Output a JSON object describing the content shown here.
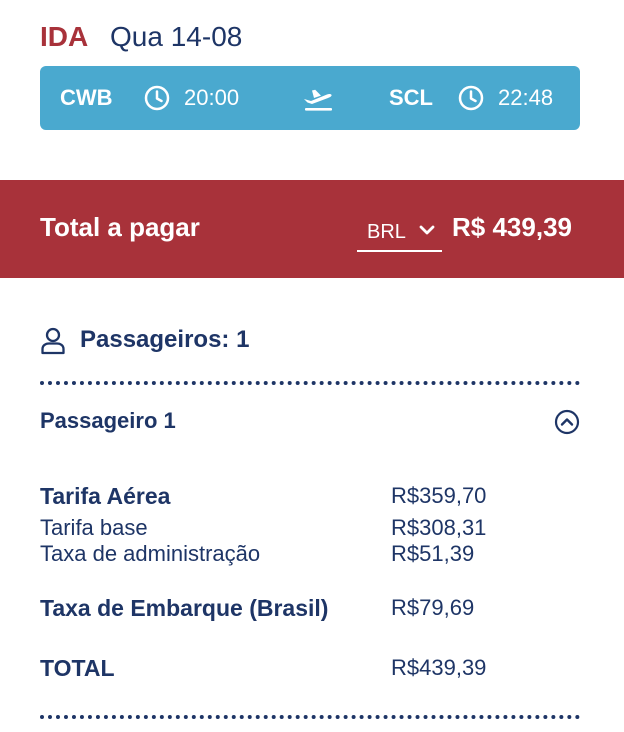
{
  "trip": {
    "direction": "IDA",
    "date": "Qua 14-08",
    "origin": "CWB",
    "departure_time": "20:00",
    "destination": "SCL",
    "arrival_time": "22:48",
    "icons": {
      "clock": "clock-icon",
      "plane": "plane-takeoff-icon"
    }
  },
  "total": {
    "label": "Total a pagar",
    "currency": "BRL",
    "amount": "R$ 439,39"
  },
  "passengers": {
    "count_label": "Passageiros: 1",
    "passenger_label": "Passageiro 1"
  },
  "fares": {
    "air_fare_label": "Tarifa Aérea",
    "air_fare_value": "R$359,70",
    "base_fare_label": "Tarifa base",
    "base_fare_value": "R$308,31",
    "admin_fee_label": "Taxa de administração",
    "admin_fee_value": "R$51,39",
    "boarding_tax_label": "Taxa de Embarque (Brasil)",
    "boarding_tax_value": "R$79,69",
    "total_label": "TOTAL",
    "total_value": "R$439,39"
  },
  "colors": {
    "navy": "#1e3566",
    "red": "#a8323a",
    "blue": "#4aa9cf"
  }
}
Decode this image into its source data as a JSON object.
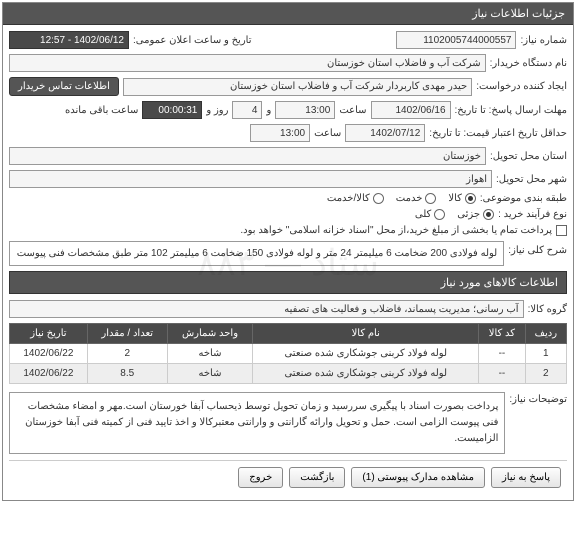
{
  "panel_title": "جزئیات اطلاعات نیاز",
  "labels": {
    "need_no": "شماره نیاز:",
    "announce_date": "تاریخ و ساعت اعلان عمومی:",
    "buyer_name": "نام دستگاه خریدار:",
    "requester": "ایجاد کننده درخواست:",
    "contact_badge": "اطلاعات تماس خریدار",
    "deadline": "مهلت ارسال پاسخ: تا تاریخ:",
    "hour": "ساعت",
    "and": "و",
    "days": "روز و",
    "remaining": "ساعت باقی مانده",
    "validity": "حداقل تاریخ اعتبار قیمت: تا تاریخ:",
    "province": "استان محل تحویل:",
    "city": "شهر محل تحویل:",
    "classification": "طبقه بندی موضوعی:",
    "process_type": "نوع فرآیند خرید :",
    "payment_note": "پرداخت تمام یا بخشی از مبلغ خرید،از محل \"اسناد خزانه اسلامی\" خواهد بود.",
    "desc_title": "شرح کلی نیاز:",
    "items_title": "اطلاعات کالاهای مورد نیاز",
    "group": "گروه کالا:",
    "notes": "توضیحات نیاز:"
  },
  "values": {
    "need_no": "1102005744000557",
    "announce_date": "1402/06/12 - 12:57",
    "buyer_name": "شرکت آب و فاضلاب استان خوزستان",
    "requester": "حیدر مهدی کاربردار شرکت آب و فاضلاب استان خوزستان",
    "deadline_date": "1402/06/16",
    "deadline_time": "13:00",
    "days_left": "4",
    "time_left": "00:00:31",
    "validity_date": "1402/07/12",
    "validity_time": "13:00",
    "province": "خوزستان",
    "city": "اهواز",
    "description": "لوله فولادی 200 ضخامت 6 میلیمتر 24 متر و لوله فولادی 150 ضخامت 6 میلیمتر 102 متر طبق مشخصات فنی پیوست",
    "group": "آب رسانی؛ مدیریت پسماند، فاضلاب و فعالیت های تصفیه",
    "notes": "پرداخت بصورت اسناد با پیگیری  سررسید و زمان تحویل توسط ذیحساب آبفا خورستان است.مهر و امضاء مشخصات فنی پیوست الزامی است.   حمل و تحویل وارائه گارانتی و وارانتی معتبرکالا و اخذ تایید فنی از کمیته فنی آبفا خوزستان الزامیست."
  },
  "radios": {
    "goods": "کالا",
    "service": "خدمت",
    "both": "کالا/خدمت",
    "partial": "جزئی",
    "total": "کلی"
  },
  "table": {
    "headers": {
      "row": "ردیف",
      "code": "کد کالا",
      "name": "نام کالا",
      "unit": "واحد شمارش",
      "qty": "تعداد / مقدار",
      "date": "تاریخ نیاز"
    },
    "rows": [
      {
        "row": "1",
        "code": "--",
        "name": "لوله فولاد کربنی جوشکاری شده صنعتی",
        "unit": "شاخه",
        "qty": "2",
        "date": "1402/06/22"
      },
      {
        "row": "2",
        "code": "--",
        "name": "لوله فولاد کربنی جوشکاری شده صنعتی",
        "unit": "شاخه",
        "qty": "8.5",
        "date": "1402/06/22"
      }
    ]
  },
  "buttons": {
    "respond": "پاسخ به نیاز",
    "attachments": "مشاهده مدارک پیوستی (1)",
    "back": "بازگشت",
    "exit": "خروج"
  },
  "watermark": "ستاد — ۸۸۳"
}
◆ ◆ ◆
THE EXERCISE.
List the lines of the entries that include "اطلاعات".

COMPLETE OUTPUT.
  "panel_title": "جزئیات اطلاعات نیاز",
    "contact_badge": "اطلاعات تماس خریدار",
    "items_title": "اطلاعات کالاهای مورد نیاز",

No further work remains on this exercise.